═════ Items ═════

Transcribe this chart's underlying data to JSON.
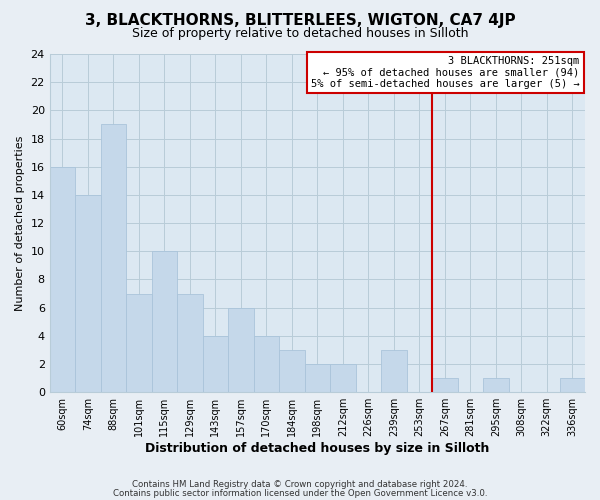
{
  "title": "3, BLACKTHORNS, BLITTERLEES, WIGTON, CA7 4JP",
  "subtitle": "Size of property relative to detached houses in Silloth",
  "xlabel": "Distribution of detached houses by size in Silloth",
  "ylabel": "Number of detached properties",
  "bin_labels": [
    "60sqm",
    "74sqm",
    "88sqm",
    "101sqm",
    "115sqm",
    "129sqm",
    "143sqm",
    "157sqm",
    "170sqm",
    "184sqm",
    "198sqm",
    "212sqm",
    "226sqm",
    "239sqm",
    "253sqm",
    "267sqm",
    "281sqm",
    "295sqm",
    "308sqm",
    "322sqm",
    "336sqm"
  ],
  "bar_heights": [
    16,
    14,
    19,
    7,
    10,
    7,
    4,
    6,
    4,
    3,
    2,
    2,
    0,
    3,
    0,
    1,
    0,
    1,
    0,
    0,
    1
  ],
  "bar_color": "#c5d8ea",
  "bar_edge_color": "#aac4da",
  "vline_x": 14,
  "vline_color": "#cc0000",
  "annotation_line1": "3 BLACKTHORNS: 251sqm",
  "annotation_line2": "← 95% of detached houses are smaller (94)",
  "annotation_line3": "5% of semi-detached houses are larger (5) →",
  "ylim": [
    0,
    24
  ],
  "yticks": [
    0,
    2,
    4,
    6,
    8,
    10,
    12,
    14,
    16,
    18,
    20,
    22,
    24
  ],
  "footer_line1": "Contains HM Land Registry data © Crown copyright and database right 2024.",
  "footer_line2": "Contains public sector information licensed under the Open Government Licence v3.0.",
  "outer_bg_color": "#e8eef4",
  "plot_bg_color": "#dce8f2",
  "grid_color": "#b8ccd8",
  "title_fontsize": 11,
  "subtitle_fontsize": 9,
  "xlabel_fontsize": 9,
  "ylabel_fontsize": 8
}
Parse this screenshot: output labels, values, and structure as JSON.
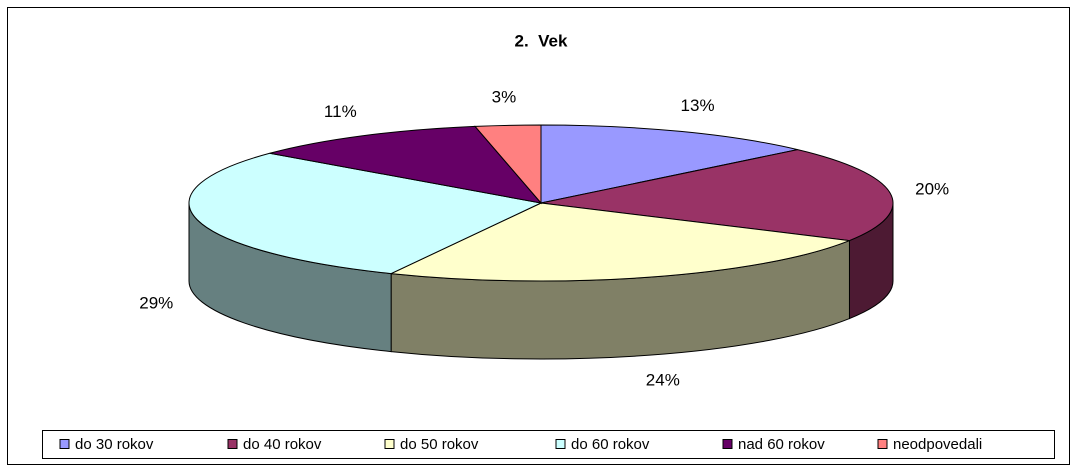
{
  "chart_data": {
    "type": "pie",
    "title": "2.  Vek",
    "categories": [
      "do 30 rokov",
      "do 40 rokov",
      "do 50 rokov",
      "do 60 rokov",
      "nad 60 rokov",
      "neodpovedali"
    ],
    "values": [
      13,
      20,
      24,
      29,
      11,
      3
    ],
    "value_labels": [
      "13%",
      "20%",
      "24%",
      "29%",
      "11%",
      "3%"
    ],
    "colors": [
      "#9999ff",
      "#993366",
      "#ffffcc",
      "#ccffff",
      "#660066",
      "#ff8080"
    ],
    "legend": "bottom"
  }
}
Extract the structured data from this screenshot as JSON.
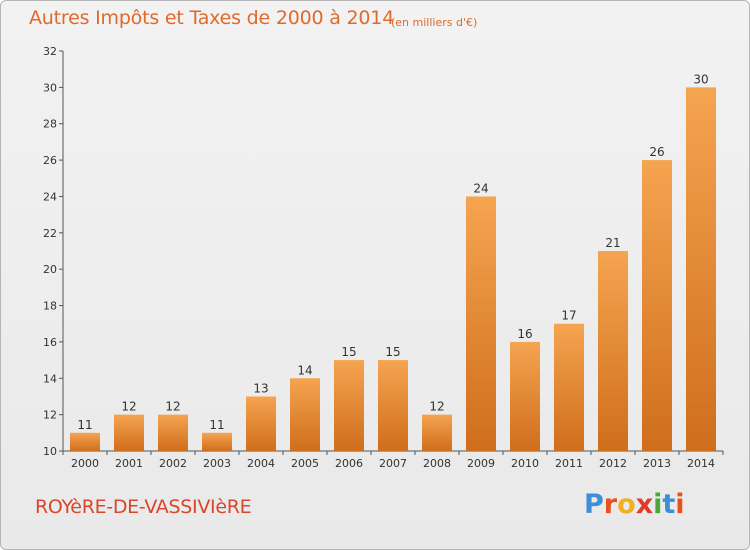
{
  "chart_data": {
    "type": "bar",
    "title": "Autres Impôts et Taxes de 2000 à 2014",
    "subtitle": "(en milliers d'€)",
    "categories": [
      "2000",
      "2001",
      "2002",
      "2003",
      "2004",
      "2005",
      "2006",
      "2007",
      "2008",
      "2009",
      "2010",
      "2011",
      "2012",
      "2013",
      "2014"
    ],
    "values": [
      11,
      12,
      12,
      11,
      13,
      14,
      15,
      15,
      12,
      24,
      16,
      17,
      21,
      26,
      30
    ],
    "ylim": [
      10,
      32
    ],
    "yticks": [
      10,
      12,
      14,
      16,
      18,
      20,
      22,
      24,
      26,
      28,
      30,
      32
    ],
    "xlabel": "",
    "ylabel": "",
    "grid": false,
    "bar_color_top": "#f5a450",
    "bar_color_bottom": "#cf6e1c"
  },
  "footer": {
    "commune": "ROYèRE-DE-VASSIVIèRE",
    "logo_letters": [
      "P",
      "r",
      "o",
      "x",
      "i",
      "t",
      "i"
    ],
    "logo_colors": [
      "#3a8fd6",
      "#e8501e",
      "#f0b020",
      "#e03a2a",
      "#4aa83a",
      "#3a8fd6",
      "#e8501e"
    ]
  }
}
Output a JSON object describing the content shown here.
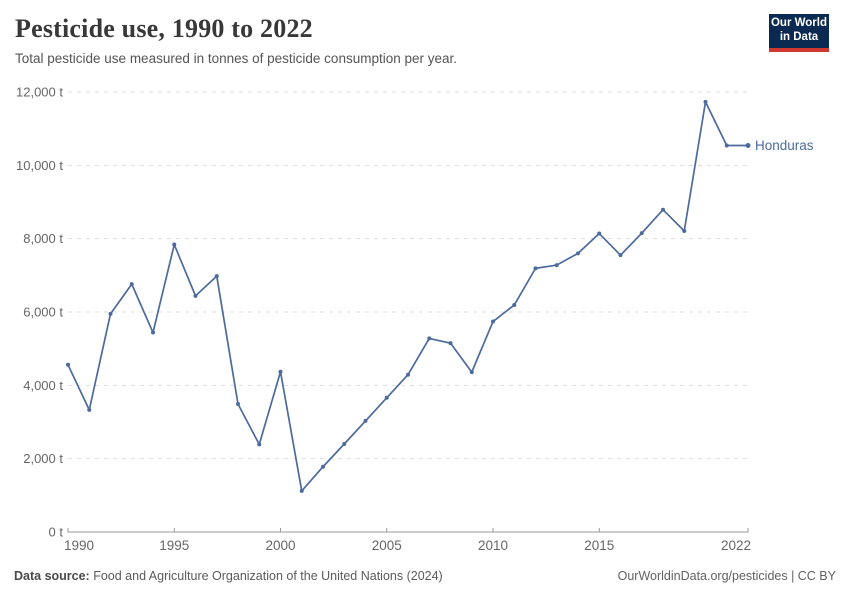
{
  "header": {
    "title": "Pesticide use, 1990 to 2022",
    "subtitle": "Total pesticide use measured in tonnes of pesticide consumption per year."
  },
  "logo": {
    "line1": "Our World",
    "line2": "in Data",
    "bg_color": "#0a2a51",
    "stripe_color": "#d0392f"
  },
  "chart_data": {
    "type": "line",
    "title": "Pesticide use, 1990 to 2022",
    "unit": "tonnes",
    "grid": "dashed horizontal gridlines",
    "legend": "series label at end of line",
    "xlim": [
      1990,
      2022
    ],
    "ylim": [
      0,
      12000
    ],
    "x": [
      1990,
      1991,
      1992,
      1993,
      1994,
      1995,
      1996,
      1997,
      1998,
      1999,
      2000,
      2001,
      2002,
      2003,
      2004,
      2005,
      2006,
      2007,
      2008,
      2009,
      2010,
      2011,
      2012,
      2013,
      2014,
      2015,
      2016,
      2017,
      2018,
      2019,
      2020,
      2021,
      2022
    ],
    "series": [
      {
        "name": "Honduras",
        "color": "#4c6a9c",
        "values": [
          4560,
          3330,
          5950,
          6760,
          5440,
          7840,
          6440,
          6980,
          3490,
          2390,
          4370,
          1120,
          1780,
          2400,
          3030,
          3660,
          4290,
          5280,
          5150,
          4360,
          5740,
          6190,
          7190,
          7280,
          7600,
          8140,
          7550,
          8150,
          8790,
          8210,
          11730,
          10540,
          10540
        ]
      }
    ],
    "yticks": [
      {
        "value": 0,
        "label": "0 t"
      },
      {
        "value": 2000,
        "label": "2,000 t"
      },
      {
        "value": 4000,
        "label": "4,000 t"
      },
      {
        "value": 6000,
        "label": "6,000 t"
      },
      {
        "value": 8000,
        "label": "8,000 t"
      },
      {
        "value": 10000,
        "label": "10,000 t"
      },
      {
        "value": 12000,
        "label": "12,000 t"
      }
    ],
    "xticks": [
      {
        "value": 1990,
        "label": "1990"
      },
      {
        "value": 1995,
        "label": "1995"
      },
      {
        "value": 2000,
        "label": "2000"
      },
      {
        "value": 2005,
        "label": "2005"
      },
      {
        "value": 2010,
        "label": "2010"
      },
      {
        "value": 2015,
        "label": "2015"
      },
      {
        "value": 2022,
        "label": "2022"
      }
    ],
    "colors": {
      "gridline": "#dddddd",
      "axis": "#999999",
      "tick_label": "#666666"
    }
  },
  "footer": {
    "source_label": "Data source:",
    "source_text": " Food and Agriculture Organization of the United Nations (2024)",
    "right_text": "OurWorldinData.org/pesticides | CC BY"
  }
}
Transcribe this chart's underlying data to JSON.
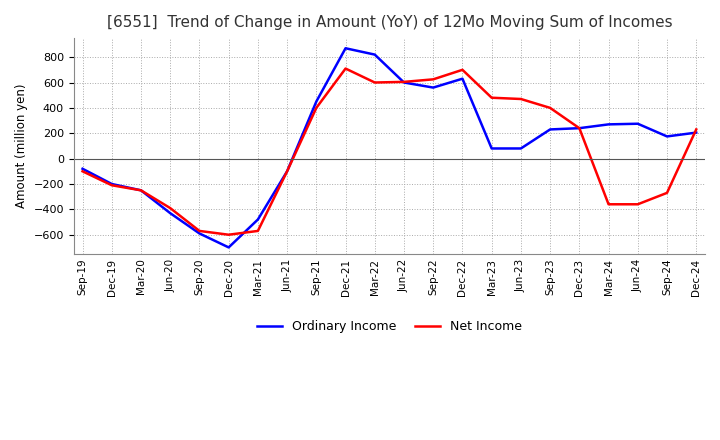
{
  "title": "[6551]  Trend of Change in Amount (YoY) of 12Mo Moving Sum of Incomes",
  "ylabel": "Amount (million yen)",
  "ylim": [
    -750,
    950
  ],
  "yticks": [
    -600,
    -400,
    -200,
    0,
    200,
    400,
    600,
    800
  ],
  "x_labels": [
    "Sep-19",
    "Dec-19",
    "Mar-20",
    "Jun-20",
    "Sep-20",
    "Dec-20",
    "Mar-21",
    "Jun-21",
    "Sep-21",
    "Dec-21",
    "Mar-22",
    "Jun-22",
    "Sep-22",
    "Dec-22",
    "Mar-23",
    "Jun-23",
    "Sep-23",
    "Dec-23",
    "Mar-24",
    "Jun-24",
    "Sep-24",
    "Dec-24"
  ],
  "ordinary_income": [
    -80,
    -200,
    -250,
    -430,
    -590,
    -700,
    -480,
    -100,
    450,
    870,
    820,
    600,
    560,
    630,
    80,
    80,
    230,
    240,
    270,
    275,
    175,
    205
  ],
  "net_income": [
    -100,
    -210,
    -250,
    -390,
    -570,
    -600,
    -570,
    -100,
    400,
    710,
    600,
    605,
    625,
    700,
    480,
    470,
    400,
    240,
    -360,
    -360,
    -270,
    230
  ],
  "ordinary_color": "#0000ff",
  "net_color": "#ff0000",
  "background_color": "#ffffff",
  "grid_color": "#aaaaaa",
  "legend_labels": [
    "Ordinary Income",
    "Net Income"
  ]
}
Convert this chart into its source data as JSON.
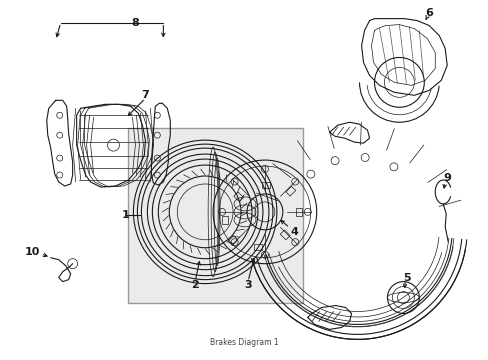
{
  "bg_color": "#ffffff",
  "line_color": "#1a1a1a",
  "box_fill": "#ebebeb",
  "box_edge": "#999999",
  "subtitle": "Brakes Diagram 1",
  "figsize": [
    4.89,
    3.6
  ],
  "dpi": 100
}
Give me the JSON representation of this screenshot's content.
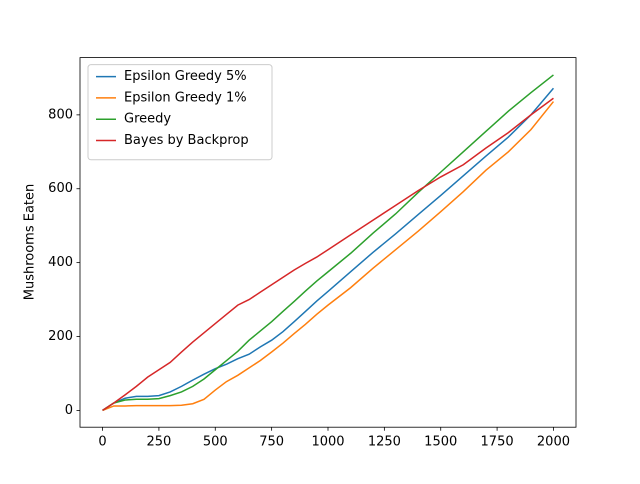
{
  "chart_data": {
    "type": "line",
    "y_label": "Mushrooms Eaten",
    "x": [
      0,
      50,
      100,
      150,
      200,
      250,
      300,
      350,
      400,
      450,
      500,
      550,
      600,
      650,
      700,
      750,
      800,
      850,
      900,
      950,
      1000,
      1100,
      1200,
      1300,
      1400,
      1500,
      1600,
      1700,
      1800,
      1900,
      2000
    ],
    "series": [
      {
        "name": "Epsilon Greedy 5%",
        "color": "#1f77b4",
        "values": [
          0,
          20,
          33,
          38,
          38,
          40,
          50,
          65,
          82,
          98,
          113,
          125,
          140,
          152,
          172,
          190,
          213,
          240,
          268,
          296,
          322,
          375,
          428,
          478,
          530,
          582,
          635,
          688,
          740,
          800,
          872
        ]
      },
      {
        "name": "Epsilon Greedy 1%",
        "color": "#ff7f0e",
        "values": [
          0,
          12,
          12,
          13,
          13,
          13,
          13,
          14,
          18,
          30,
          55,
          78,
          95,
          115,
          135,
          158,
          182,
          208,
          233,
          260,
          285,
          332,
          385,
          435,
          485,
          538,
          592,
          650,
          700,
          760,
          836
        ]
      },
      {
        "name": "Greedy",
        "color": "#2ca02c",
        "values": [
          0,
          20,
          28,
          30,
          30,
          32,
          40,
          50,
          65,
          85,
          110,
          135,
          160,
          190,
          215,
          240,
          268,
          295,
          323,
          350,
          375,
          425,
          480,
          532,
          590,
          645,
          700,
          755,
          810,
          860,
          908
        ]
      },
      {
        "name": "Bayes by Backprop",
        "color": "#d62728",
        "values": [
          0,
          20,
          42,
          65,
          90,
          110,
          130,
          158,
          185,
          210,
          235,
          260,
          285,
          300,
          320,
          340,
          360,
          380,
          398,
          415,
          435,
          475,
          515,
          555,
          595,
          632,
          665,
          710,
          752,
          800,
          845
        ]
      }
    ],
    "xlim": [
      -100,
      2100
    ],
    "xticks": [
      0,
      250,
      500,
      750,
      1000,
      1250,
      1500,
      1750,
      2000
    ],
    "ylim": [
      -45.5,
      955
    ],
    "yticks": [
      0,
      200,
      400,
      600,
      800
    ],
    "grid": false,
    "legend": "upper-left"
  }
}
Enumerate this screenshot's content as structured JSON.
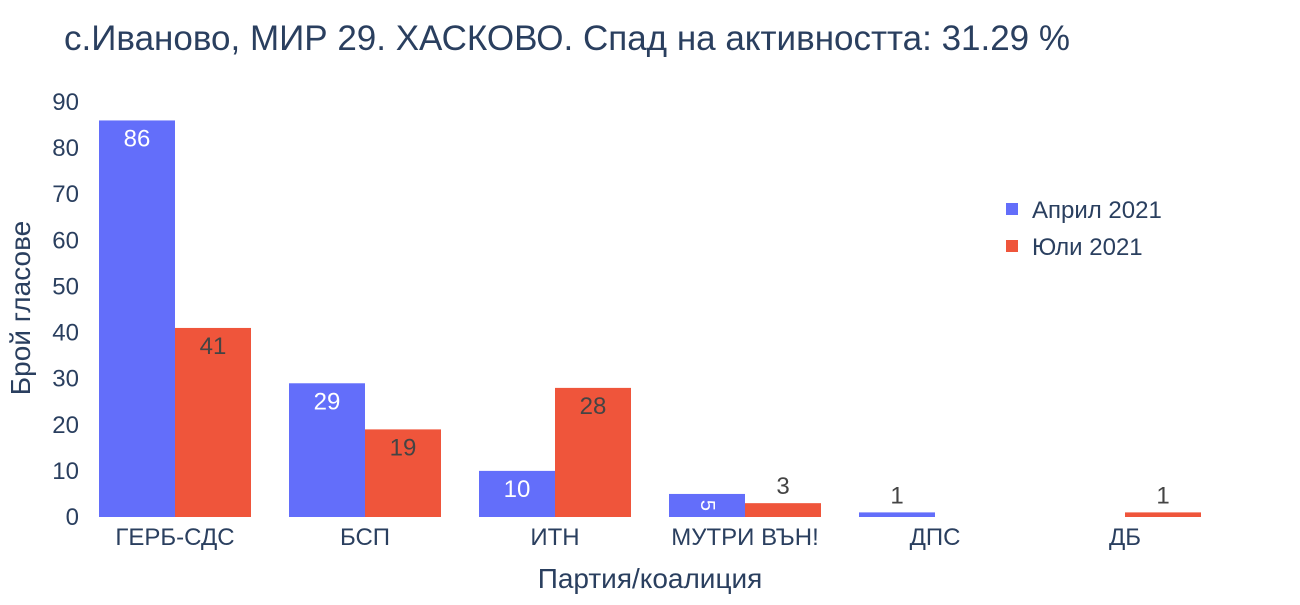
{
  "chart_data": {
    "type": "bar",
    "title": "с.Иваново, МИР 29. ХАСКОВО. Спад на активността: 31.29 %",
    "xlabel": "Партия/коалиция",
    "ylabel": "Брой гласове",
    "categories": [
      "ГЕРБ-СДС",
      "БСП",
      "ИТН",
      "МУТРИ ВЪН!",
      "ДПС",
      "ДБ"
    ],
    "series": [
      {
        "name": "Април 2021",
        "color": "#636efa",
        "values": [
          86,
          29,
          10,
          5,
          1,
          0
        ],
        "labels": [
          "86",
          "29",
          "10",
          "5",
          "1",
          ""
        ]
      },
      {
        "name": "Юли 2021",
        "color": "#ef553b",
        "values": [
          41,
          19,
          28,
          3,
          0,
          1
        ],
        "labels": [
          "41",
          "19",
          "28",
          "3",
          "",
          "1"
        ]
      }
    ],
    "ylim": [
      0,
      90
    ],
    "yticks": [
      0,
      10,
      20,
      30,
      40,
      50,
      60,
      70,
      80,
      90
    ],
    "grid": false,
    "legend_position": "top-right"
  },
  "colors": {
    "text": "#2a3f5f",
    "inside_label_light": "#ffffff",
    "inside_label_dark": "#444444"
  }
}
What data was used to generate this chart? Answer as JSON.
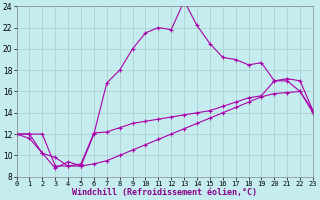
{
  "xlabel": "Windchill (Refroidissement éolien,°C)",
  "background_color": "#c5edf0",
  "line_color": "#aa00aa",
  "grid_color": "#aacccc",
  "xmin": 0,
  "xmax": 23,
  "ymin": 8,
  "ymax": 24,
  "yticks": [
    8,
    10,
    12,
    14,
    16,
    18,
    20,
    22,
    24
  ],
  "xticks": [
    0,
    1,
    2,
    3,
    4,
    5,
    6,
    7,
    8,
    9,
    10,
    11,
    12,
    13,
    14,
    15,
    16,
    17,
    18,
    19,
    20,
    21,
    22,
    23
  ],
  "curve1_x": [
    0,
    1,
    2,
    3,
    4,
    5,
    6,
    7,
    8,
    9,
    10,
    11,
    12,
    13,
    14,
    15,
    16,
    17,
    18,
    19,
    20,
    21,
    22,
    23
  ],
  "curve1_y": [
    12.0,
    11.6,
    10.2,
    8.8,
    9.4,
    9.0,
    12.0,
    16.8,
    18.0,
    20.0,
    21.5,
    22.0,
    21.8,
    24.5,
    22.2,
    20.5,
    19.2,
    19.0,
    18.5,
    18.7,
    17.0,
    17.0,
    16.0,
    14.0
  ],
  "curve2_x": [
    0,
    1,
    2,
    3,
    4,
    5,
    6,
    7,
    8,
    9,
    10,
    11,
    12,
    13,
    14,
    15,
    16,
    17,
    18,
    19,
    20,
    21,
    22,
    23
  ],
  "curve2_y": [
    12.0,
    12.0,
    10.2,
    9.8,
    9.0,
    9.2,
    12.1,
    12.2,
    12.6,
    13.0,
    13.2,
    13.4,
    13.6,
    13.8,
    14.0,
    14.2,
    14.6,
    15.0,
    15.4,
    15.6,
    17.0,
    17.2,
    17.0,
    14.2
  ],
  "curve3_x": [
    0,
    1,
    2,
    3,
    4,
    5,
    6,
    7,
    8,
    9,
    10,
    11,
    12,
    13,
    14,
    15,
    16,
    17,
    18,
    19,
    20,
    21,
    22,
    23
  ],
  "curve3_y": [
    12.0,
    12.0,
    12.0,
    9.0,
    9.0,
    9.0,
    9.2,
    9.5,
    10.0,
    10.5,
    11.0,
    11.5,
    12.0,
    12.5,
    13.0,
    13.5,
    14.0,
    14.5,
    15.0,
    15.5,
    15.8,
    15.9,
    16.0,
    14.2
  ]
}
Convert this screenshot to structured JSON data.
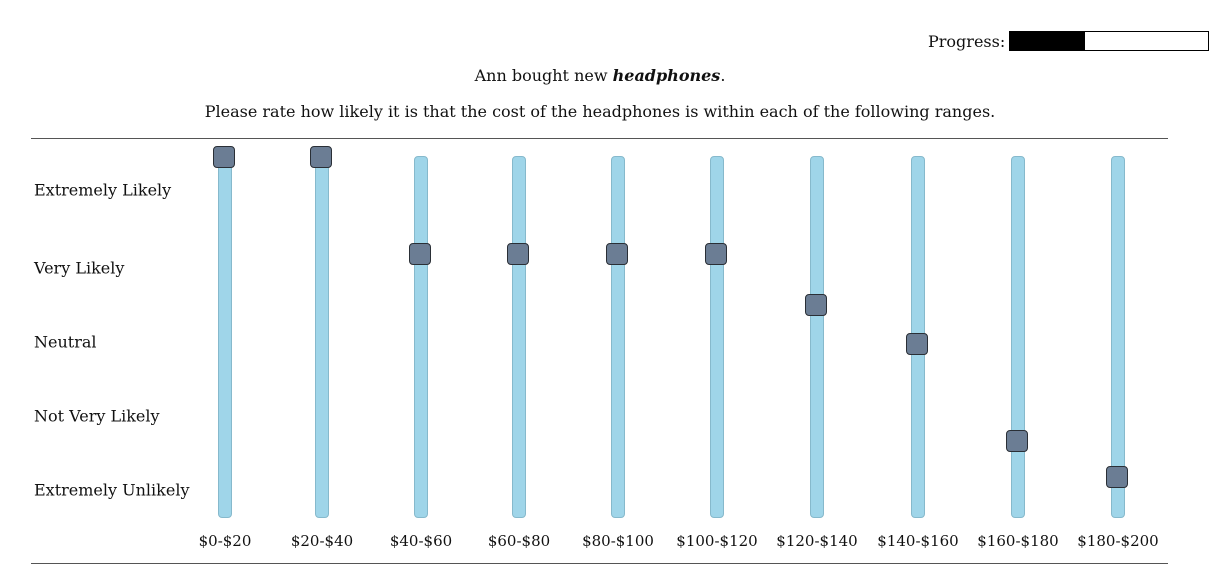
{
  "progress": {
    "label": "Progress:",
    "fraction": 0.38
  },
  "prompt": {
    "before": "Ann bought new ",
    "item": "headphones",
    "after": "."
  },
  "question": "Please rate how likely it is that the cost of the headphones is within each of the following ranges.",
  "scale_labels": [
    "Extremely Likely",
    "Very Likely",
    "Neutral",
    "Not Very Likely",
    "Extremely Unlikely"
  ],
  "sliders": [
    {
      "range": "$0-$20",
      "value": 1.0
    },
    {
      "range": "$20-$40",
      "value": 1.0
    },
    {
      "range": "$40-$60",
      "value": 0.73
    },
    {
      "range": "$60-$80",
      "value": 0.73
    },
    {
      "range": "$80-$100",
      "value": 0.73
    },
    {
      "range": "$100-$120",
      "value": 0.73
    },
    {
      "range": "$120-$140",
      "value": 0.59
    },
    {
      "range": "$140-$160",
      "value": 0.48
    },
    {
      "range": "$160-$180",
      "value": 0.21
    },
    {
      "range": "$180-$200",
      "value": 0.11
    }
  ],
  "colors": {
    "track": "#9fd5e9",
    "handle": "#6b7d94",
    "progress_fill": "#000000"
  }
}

═════

**Task**
Wherever the string "Greedy" appears in the entries above, list that line.

**Task solution**
        "name": "Epsilon Greedy 5%",
        "name": "Epsilon Greedy 1%",
        "name": "Greedy",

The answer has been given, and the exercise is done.